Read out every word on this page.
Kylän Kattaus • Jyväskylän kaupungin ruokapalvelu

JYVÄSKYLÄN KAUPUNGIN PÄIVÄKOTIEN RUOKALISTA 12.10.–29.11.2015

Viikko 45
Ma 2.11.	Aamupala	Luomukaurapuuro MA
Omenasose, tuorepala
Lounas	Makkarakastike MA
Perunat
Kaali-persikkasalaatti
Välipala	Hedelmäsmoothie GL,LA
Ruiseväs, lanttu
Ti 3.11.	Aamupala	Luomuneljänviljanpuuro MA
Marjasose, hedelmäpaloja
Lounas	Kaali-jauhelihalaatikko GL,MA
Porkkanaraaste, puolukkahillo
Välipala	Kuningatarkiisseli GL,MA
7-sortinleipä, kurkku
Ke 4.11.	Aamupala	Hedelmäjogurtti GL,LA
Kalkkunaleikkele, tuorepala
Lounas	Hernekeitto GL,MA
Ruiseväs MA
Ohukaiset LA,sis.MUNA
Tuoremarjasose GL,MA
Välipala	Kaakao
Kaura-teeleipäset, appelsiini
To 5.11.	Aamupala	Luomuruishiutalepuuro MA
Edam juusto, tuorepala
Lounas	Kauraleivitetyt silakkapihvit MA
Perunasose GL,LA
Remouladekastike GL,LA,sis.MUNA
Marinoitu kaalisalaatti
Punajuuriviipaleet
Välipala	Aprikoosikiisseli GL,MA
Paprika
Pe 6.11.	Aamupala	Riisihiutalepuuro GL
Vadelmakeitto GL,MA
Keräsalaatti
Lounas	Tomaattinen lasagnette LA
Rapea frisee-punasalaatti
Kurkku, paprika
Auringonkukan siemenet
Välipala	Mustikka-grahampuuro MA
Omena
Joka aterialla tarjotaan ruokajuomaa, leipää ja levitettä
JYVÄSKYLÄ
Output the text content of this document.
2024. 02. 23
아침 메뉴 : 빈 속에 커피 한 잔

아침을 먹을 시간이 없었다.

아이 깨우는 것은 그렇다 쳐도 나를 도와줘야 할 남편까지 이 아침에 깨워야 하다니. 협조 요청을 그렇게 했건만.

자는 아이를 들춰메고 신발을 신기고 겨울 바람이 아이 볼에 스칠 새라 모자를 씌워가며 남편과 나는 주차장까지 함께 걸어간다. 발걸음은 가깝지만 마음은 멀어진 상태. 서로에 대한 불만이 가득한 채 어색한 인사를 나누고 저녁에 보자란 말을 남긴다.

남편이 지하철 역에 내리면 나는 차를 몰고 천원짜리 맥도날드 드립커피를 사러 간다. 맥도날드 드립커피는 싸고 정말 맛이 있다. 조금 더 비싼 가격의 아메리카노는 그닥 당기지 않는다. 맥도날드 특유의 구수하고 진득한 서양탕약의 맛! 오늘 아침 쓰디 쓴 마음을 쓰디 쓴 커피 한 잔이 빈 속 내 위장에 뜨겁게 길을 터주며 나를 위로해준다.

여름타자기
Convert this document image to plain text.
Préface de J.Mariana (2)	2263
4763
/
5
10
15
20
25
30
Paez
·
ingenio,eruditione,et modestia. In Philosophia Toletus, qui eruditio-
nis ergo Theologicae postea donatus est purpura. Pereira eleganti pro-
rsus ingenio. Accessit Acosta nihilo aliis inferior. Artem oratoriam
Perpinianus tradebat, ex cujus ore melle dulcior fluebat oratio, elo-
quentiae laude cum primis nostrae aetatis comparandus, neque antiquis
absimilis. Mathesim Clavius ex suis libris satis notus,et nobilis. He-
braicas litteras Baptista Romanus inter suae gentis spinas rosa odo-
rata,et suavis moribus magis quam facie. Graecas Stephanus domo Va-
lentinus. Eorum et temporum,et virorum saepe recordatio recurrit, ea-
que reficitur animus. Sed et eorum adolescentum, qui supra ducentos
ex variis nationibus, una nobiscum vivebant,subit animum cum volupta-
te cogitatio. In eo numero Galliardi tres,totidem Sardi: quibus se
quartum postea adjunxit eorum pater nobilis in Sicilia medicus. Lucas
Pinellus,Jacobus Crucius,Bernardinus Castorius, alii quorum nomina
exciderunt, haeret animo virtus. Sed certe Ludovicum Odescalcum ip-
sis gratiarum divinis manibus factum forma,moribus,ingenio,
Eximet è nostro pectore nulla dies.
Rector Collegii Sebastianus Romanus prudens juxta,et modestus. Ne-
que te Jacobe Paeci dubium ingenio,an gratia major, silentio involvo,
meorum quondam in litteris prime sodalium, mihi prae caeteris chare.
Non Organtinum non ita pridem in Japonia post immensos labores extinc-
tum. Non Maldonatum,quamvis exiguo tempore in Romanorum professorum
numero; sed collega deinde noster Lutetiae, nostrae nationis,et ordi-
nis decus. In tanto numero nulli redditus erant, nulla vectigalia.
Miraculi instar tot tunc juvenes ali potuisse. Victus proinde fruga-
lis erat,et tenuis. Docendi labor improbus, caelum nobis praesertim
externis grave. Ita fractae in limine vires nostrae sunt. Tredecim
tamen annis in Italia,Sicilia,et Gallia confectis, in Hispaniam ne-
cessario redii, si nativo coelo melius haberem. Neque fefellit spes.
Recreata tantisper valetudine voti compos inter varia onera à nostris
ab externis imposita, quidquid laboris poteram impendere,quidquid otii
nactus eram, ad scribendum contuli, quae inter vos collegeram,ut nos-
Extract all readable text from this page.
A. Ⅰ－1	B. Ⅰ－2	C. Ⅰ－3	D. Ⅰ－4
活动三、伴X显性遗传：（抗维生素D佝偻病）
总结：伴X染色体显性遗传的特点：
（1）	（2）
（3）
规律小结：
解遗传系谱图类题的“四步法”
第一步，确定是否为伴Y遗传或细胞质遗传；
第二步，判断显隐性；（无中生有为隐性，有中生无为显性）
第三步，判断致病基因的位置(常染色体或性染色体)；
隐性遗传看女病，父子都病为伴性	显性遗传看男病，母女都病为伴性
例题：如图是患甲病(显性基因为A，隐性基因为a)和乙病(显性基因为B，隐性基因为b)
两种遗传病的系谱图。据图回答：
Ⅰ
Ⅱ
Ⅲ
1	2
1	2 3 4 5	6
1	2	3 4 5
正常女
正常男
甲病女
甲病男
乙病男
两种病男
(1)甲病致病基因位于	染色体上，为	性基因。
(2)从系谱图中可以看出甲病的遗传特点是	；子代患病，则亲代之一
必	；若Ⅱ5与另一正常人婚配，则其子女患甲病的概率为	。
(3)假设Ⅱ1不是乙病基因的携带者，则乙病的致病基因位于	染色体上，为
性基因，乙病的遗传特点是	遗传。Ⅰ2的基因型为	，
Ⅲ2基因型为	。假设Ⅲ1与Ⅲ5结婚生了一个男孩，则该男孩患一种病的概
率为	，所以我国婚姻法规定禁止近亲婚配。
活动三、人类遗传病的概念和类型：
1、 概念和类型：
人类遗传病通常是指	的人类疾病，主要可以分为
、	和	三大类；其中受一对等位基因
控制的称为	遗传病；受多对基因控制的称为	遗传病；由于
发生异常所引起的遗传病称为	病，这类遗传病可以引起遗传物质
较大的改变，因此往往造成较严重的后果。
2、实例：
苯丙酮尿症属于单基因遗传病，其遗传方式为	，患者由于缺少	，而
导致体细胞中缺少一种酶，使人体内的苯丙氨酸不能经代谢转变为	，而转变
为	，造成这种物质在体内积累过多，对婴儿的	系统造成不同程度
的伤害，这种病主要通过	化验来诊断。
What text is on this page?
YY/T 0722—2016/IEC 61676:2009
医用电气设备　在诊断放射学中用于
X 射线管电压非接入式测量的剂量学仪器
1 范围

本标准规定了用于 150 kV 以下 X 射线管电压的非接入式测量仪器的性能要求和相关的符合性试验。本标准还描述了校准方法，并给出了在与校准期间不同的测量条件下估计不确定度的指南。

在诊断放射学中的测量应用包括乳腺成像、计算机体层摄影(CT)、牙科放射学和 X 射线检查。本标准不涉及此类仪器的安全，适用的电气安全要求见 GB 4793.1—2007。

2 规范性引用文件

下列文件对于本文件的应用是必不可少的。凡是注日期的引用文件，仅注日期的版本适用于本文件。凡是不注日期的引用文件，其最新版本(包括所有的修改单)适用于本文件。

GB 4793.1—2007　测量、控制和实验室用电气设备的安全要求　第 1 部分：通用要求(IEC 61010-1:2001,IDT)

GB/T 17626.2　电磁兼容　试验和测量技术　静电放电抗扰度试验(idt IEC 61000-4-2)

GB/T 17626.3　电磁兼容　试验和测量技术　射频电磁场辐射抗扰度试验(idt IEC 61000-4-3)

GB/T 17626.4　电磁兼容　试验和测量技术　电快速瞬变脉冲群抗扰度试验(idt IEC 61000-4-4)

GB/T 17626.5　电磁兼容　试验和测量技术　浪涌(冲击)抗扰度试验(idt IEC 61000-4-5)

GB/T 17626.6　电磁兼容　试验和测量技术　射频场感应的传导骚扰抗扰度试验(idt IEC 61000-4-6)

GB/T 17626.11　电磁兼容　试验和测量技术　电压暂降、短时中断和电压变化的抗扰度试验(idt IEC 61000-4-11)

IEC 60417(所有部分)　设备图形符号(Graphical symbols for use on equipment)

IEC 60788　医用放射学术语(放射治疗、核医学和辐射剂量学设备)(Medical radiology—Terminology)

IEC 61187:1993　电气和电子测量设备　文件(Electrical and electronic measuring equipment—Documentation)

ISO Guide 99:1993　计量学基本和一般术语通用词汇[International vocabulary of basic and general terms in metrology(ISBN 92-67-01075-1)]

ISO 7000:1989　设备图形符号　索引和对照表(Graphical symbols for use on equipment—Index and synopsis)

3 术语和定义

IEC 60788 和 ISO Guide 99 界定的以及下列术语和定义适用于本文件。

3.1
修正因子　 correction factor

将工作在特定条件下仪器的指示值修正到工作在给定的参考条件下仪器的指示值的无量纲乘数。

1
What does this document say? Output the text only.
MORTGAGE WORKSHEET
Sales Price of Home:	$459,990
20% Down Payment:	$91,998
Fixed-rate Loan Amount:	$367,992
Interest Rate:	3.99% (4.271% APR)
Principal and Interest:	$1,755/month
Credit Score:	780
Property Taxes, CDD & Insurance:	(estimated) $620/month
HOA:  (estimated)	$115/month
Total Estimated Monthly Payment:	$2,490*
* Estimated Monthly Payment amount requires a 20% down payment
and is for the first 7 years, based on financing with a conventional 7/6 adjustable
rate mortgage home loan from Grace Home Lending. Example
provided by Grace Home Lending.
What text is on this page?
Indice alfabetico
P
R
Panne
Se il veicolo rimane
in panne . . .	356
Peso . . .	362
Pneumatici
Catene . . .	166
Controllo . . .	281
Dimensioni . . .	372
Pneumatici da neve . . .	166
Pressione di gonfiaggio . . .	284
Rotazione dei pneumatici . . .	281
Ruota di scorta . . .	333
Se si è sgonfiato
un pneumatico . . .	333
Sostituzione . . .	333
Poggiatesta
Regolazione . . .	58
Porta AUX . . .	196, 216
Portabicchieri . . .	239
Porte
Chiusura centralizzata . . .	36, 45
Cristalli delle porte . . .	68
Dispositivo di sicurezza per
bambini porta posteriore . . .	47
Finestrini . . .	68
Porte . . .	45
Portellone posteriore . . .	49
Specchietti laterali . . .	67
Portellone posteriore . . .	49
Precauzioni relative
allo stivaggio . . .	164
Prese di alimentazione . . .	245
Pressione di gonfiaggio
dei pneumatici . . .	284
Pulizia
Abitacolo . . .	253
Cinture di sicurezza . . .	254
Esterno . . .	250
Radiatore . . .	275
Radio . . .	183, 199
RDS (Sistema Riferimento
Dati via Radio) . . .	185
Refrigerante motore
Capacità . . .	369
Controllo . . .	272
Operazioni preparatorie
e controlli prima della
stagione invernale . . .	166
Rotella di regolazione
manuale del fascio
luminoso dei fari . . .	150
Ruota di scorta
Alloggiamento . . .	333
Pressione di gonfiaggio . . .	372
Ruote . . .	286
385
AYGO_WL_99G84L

### Exercise details
Extract all lines containing the word "Lounas".

### Complete answer
Lounas	Makkarakastike MA
Lounas	Kaali-jauhelihalaatikko GL,MA
Lounas	Hernekeitto GL,MA
Lounas	Kauraleivitetyt silakkapihvit MA
Lounas	Tomaattinen lasagnette LA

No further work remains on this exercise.